**WHAT YOU ARE ASKED TO DO:** Scan the lines and state how many carry "отбора". Leave out everything but the number.

**DATA PROVIDED:**
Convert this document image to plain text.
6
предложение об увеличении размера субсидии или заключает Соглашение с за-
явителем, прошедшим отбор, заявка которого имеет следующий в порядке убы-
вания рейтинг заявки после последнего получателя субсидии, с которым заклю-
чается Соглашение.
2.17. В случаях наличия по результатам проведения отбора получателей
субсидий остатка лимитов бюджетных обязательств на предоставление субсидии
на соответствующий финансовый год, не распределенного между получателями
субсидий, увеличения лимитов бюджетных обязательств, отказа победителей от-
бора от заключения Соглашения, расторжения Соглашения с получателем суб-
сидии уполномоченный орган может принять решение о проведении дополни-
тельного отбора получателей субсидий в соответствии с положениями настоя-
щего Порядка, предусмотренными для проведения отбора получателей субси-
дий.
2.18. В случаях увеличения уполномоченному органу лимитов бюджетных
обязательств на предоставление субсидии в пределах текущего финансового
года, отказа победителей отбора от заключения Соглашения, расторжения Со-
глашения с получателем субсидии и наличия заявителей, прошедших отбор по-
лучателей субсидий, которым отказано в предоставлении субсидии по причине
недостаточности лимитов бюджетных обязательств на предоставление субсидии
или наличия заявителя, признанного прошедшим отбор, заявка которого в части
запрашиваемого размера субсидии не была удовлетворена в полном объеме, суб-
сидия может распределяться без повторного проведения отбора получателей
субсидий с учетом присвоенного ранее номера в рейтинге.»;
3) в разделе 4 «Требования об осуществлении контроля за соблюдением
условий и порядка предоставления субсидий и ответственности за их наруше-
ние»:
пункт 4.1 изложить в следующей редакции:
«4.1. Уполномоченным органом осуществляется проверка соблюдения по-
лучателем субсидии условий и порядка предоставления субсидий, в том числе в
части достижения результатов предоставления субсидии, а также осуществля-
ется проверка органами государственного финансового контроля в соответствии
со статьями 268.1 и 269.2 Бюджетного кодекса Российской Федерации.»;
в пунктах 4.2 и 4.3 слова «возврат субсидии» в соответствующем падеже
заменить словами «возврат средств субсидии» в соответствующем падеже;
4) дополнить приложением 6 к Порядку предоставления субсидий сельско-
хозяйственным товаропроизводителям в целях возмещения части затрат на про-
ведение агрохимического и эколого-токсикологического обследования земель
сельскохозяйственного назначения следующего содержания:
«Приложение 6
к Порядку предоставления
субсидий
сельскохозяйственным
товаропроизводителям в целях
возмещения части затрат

**THE RESULT:** 5